> **Exercise**
Out of the lines below, please list those that hold the string "some".

— Begin Listed entries —

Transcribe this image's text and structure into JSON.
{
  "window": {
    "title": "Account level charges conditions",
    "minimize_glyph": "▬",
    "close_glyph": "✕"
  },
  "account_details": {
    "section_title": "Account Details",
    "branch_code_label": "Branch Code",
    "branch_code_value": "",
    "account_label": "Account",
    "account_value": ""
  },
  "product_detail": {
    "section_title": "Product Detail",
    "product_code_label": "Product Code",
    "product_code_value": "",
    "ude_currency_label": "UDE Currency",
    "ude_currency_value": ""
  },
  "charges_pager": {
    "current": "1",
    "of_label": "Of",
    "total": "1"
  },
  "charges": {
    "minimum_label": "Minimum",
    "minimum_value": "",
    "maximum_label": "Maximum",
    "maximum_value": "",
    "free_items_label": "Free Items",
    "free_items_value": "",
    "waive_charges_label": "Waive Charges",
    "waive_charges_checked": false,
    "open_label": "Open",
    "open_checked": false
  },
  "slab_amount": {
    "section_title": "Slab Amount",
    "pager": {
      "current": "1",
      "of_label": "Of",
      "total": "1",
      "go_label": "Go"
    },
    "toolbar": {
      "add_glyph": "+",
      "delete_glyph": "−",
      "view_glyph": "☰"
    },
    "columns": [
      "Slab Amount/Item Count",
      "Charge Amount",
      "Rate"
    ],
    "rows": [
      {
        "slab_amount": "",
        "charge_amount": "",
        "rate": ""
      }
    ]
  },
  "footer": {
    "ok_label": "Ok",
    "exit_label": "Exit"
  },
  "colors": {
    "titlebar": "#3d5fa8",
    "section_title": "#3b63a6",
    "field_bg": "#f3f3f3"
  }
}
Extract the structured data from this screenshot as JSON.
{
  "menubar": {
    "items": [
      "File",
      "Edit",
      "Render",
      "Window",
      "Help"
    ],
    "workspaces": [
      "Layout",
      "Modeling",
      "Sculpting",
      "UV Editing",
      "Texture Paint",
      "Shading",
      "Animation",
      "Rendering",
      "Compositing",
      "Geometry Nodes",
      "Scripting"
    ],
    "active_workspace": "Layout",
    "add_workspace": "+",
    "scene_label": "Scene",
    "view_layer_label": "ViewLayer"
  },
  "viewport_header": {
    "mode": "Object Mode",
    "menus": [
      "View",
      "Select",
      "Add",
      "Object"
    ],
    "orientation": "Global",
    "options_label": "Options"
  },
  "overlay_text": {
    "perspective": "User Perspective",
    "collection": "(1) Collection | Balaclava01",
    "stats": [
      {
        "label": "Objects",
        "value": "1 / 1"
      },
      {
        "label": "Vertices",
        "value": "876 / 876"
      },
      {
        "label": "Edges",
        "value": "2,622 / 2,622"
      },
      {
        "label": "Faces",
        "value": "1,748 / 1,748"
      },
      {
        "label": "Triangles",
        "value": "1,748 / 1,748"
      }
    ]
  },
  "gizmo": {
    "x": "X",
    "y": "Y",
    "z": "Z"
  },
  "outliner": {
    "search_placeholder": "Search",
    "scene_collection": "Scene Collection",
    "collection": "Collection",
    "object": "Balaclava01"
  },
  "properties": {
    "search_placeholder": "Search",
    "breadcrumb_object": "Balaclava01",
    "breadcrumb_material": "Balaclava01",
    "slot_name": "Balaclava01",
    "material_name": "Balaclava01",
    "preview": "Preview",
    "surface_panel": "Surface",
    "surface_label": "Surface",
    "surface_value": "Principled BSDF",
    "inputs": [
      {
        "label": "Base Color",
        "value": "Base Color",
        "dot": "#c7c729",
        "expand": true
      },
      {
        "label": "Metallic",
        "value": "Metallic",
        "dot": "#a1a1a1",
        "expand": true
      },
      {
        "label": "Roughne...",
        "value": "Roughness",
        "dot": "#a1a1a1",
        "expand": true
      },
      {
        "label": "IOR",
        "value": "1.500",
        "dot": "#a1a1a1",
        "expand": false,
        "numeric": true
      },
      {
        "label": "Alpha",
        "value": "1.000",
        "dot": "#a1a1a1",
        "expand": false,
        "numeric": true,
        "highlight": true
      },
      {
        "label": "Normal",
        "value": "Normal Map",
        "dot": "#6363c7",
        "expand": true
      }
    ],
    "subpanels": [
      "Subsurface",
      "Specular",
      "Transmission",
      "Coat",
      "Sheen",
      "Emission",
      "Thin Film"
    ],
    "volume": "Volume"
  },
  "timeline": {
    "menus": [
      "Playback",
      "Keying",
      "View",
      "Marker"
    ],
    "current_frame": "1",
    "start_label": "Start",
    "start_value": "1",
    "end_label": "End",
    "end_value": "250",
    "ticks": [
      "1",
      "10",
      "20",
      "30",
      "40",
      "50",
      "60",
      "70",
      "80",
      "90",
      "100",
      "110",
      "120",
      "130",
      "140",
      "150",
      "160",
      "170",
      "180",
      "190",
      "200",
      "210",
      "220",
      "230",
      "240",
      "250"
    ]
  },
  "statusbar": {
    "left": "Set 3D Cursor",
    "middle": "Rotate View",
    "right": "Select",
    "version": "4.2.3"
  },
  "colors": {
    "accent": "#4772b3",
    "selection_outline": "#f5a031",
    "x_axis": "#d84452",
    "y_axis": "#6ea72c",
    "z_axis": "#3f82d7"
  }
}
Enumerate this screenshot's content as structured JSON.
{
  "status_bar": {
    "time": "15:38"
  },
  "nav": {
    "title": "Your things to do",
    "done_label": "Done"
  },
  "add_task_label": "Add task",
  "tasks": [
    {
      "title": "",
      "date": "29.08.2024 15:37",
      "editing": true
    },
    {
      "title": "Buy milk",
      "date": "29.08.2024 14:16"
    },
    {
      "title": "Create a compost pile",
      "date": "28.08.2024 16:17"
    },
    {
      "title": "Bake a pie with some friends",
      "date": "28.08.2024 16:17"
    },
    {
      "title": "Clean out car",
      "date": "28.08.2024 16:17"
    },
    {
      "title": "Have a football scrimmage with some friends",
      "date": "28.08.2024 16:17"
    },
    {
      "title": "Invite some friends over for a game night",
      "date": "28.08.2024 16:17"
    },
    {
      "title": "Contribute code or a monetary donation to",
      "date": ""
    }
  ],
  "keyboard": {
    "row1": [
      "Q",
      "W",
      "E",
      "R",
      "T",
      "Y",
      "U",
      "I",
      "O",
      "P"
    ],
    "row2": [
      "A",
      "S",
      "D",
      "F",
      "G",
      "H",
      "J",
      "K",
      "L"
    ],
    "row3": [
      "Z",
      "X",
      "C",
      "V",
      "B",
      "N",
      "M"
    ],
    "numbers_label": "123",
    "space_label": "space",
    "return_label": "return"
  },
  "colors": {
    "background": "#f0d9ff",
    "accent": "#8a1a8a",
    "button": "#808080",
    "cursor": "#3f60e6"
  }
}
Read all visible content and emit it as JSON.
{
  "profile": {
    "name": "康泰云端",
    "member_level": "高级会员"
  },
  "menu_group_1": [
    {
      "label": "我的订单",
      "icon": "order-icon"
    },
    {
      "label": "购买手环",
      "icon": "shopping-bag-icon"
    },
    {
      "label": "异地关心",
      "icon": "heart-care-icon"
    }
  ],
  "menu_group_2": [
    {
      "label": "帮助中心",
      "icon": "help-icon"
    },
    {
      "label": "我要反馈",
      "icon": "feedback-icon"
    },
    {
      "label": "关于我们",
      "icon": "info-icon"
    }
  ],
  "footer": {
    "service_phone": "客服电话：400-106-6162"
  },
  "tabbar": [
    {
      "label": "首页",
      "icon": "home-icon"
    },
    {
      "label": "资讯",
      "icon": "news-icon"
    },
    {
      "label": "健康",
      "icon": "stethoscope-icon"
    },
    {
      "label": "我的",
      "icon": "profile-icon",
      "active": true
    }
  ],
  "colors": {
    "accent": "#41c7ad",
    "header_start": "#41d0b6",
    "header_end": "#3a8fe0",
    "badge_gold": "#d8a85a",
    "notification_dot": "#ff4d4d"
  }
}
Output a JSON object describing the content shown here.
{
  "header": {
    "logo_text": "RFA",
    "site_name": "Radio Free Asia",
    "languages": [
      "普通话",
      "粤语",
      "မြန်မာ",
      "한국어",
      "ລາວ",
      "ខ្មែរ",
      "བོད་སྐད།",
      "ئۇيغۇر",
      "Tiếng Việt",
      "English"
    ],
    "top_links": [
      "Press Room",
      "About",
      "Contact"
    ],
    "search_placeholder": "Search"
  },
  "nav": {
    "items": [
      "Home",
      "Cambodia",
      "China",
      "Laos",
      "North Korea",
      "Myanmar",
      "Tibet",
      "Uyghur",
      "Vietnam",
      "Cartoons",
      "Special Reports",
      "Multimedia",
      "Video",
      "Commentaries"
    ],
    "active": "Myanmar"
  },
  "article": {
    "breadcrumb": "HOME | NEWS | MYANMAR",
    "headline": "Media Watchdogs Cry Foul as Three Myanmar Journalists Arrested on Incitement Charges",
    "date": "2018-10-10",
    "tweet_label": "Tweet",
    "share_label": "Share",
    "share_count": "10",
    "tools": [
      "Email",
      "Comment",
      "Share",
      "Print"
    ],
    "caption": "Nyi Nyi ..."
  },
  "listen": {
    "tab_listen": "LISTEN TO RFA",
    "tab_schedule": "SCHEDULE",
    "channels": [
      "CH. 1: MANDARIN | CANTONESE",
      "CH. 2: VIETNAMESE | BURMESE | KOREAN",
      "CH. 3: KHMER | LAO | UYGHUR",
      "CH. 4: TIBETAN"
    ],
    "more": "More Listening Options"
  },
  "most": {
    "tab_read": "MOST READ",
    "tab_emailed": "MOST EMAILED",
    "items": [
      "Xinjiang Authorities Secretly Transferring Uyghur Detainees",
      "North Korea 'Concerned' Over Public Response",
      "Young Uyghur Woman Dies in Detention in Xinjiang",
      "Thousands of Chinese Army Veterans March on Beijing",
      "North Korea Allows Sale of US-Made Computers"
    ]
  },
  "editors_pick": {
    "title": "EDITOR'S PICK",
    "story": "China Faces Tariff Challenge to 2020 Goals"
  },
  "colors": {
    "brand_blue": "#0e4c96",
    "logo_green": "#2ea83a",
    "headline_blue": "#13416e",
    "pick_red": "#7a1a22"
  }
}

— End Listed entries —

> **Correct answer**
      "title": "Bake a pie with some friends",
      "title": "Have a football scrimmage with some friends",
      "title": "Invite some friends over for a game night",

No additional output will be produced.